TASK =
Please pull out every line that includes the string "type".

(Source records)
— Start —
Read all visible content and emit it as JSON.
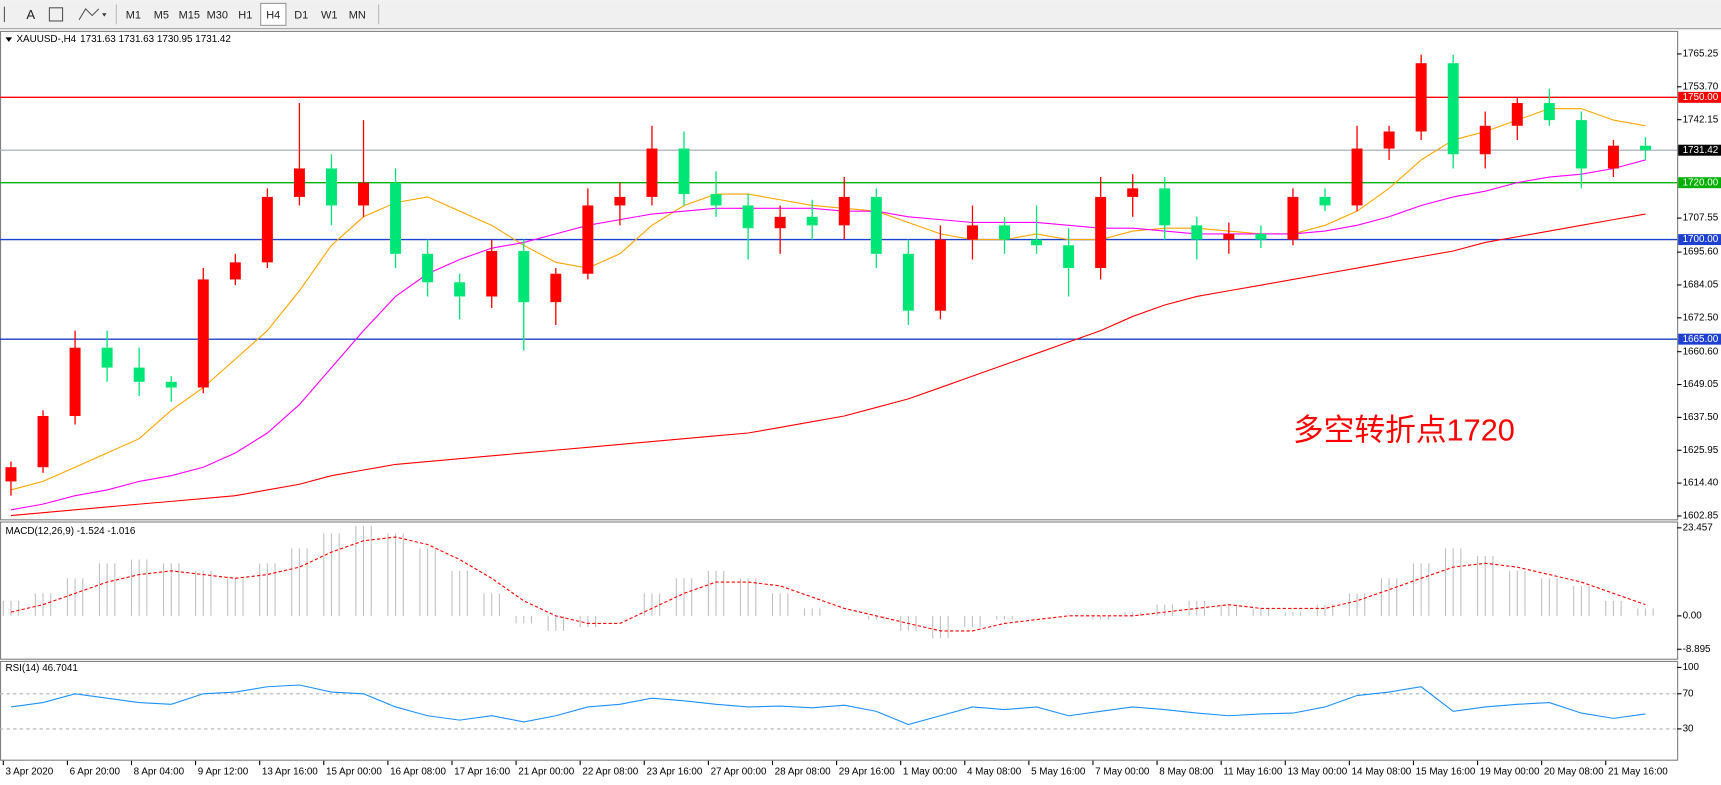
{
  "toolbar": {
    "timeframes": [
      "M1",
      "M5",
      "M15",
      "M30",
      "H1",
      "H4",
      "D1",
      "W1",
      "MN"
    ],
    "active": "H4"
  },
  "chart_data": [
    {
      "type": "candlestick",
      "title": "XAUUSD-,H4",
      "subtitle": "1731.63 1731.63 1730.95 1731.42",
      "categories": [
        "3 Apr 2020",
        null,
        "6 Apr 20:00",
        null,
        "8 Apr 04:00",
        null,
        "9 Apr 12:00",
        null,
        "13 Apr 16:00",
        null,
        "15 Apr 00:00",
        null,
        "16 Apr 08:00",
        null,
        "17 Apr 16:00",
        null,
        "21 Apr 00:00",
        null,
        "22 Apr 08:00",
        null,
        "23 Apr 16:00",
        null,
        "27 Apr 00:00",
        null,
        "28 Apr 08:00",
        null,
        "29 Apr 16:00",
        null,
        "1 May 00:00",
        null,
        "4 May 08:00",
        null,
        "5 May 16:00",
        null,
        "7 May 00:00",
        null,
        "8 May 08:00",
        null,
        "11 May 16:00",
        null,
        "13 May 00:00",
        null,
        "14 May 08:00",
        null,
        "15 May 16:00",
        null,
        "19 May 00:00",
        null,
        "20 May 08:00",
        null,
        "21 May 16:00",
        null
      ],
      "open": [
        1615,
        1620,
        1638,
        1662,
        1655,
        1650,
        1648,
        1686,
        1692,
        1715,
        1725,
        1712,
        1720,
        1695,
        1685,
        1680,
        1696,
        1678,
        1688,
        1712,
        1715,
        1732,
        1716,
        1712,
        1704,
        1708,
        1705,
        1715,
        1695,
        1675,
        1700,
        1705,
        1700,
        1698,
        1690,
        1715,
        1718,
        1705,
        1700,
        1702,
        1700,
        1715,
        1712,
        1732,
        1738,
        1762,
        1730,
        1740,
        1748,
        1742,
        1725,
        1733
      ],
      "high": [
        1622,
        1640,
        1668,
        1668,
        1662,
        1652,
        1690,
        1695,
        1718,
        1748,
        1730,
        1742,
        1725,
        1700,
        1688,
        1700,
        1700,
        1690,
        1718,
        1720,
        1740,
        1738,
        1724,
        1716,
        1712,
        1714,
        1722,
        1718,
        1700,
        1705,
        1712,
        1708,
        1712,
        1704,
        1722,
        1723,
        1722,
        1708,
        1706,
        1705,
        1718,
        1718,
        1740,
        1740,
        1765,
        1765,
        1745,
        1750,
        1753,
        1745,
        1735,
        1736
      ],
      "low": [
        1610,
        1618,
        1635,
        1650,
        1645,
        1643,
        1646,
        1684,
        1690,
        1712,
        1705,
        1708,
        1690,
        1680,
        1672,
        1676,
        1661,
        1670,
        1686,
        1705,
        1712,
        1712,
        1708,
        1693,
        1695,
        1700,
        1700,
        1690,
        1670,
        1672,
        1693,
        1695,
        1695,
        1680,
        1686,
        1708,
        1700,
        1693,
        1695,
        1697,
        1698,
        1710,
        1710,
        1728,
        1735,
        1725,
        1725,
        1735,
        1740,
        1718,
        1722,
        1728
      ],
      "close": [
        1620,
        1638,
        1662,
        1655,
        1650,
        1648,
        1686,
        1692,
        1715,
        1725,
        1712,
        1720,
        1695,
        1685,
        1680,
        1696,
        1678,
        1688,
        1712,
        1715,
        1732,
        1716,
        1712,
        1704,
        1708,
        1705,
        1715,
        1695,
        1675,
        1700,
        1705,
        1700,
        1698,
        1690,
        1715,
        1718,
        1705,
        1700,
        1702,
        1700,
        1715,
        1712,
        1732,
        1738,
        1762,
        1730,
        1740,
        1748,
        1742,
        1725,
        1733,
        1731.42
      ],
      "up_color": "#ff0000",
      "down_color": "#00e676",
      "ylim": [
        1602.08,
        1772.6
      ],
      "yticks": [
        {
          "value": 1765.25,
          "label": "1765.25"
        },
        {
          "value": 1753.7,
          "label": "1753.70"
        },
        {
          "value": 1742.15,
          "label": "1742.15"
        },
        {
          "value": 1707.55,
          "label": "1707.55"
        },
        {
          "value": 1695.6,
          "label": "1695.60"
        },
        {
          "value": 1684.05,
          "label": "1684.05"
        },
        {
          "value": 1672.5,
          "label": "1672.50"
        },
        {
          "value": 1660.6,
          "label": "1660.60"
        },
        {
          "value": 1649.05,
          "label": "1649.05"
        },
        {
          "value": 1637.5,
          "label": "1637.50"
        },
        {
          "value": 1625.95,
          "label": "1625.95"
        },
        {
          "value": 1614.4,
          "label": "1614.40"
        },
        {
          "value": 1602.85,
          "label": "1602.85"
        }
      ],
      "ma": [
        {
          "color": "#ffa500",
          "values": [
            1612,
            1615,
            1620,
            1625,
            1630,
            1640,
            1648,
            1658,
            1668,
            1682,
            1698,
            1708,
            1713,
            1715,
            1710,
            1705,
            1698,
            1692,
            1690,
            1695,
            1705,
            1712,
            1716,
            1716,
            1714,
            1712,
            1711,
            1710,
            1706,
            1702,
            1700,
            1700,
            1702,
            1700,
            1700,
            1703,
            1704,
            1704,
            1703,
            1702,
            1702,
            1705,
            1710,
            1718,
            1728,
            1735,
            1738,
            1742,
            1746,
            1746,
            1742,
            1740
          ]
        },
        {
          "color": "#ff00ff",
          "values": [
            1605,
            1607,
            1610,
            1612,
            1615,
            1617,
            1620,
            1625,
            1632,
            1642,
            1655,
            1668,
            1680,
            1688,
            1693,
            1697,
            1699,
            1702,
            1705,
            1707,
            1709,
            1710,
            1711,
            1711,
            1711,
            1711,
            1710,
            1710,
            1708,
            1707,
            1706,
            1706,
            1706,
            1705,
            1704,
            1704,
            1703,
            1702,
            1702,
            1702,
            1702,
            1703,
            1705,
            1708,
            1712,
            1715,
            1717,
            1720,
            1722,
            1723,
            1725,
            1728
          ]
        },
        {
          "color": "#ff0000",
          "values": [
            1603,
            1604,
            1605,
            1606,
            1607,
            1608,
            1609,
            1610,
            1612,
            1614,
            1617,
            1619,
            1621,
            1622,
            1623,
            1624,
            1625,
            1626,
            1627,
            1628,
            1629,
            1630,
            1631,
            1632,
            1634,
            1636,
            1638,
            1641,
            1644,
            1648,
            1652,
            1656,
            1660,
            1664,
            1668,
            1673,
            1677,
            1680,
            1682,
            1684,
            1686,
            1688,
            1690,
            1692,
            1694,
            1696,
            1699,
            1701,
            1703,
            1705,
            1707,
            1709
          ]
        }
      ],
      "levels": [
        {
          "value": 1750,
          "label": "1750.00",
          "color": "#ff0000"
        },
        {
          "value": 1731.42,
          "label": "1731.42",
          "color": "#000000"
        },
        {
          "value": 1720,
          "label": "1720.00",
          "color": "#00b000"
        },
        {
          "value": 1700,
          "label": "1700.00",
          "color": "#1e40d0"
        },
        {
          "value": 1665,
          "label": "1665.00",
          "color": "#1e40d0"
        }
      ],
      "annotation": {
        "text": "多空转折点1720",
        "color": "#ff0000"
      }
    },
    {
      "type": "macd",
      "title": "MACD(12,26,9) -1.524 -1.016",
      "histogram": [
        4,
        6,
        10,
        14,
        15,
        14,
        12,
        10,
        14,
        18,
        22,
        24,
        22,
        18,
        12,
        6,
        -2,
        -4,
        -3,
        0,
        6,
        10,
        12,
        10,
        6,
        2,
        0,
        -1,
        -4,
        -6,
        -3,
        -1,
        0,
        0,
        -1,
        1,
        3,
        4,
        3,
        2,
        1,
        3,
        6,
        10,
        14,
        18,
        16,
        12,
        10,
        8,
        4,
        2
      ],
      "signal": [
        1,
        3,
        6,
        9,
        11,
        12,
        11,
        10,
        11,
        13,
        17,
        20,
        21,
        19,
        15,
        10,
        4,
        0,
        -2,
        -2,
        2,
        6,
        9,
        9,
        8,
        5,
        2,
        0,
        -2,
        -4,
        -4,
        -2,
        -1,
        0,
        0,
        0,
        1,
        2,
        3,
        2,
        2,
        2,
        4,
        7,
        10,
        13,
        14,
        13,
        11,
        9,
        6,
        3
      ],
      "hist_color": "#c0c0c0",
      "signal_color": "#ff0000",
      "ylim": [
        -11.4,
        24.57
      ],
      "yticks": [
        23.457,
        {
          "value": 0,
          "label": "0.00"
        },
        -8.895
      ]
    },
    {
      "type": "rsi",
      "title": "RSI(14) 46.7041",
      "values": [
        55,
        60,
        70,
        65,
        60,
        58,
        70,
        72,
        78,
        80,
        72,
        70,
        55,
        45,
        40,
        45,
        38,
        45,
        55,
        58,
        65,
        62,
        58,
        55,
        56,
        54,
        57,
        50,
        35,
        45,
        55,
        52,
        55,
        45,
        50,
        55,
        52,
        48,
        45,
        47,
        48,
        55,
        68,
        72,
        78,
        50,
        55,
        58,
        60,
        48,
        42,
        47
      ],
      "color": "#1e90ff",
      "ylim": [
        -5,
        105
      ],
      "yticks": [
        100,
        70,
        30
      ],
      "levels": [
        70,
        30
      ]
    }
  ]
}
— End —
RESPONSE =
      "type": "candlestick",
      "type": "macd",
      "type": "rsi",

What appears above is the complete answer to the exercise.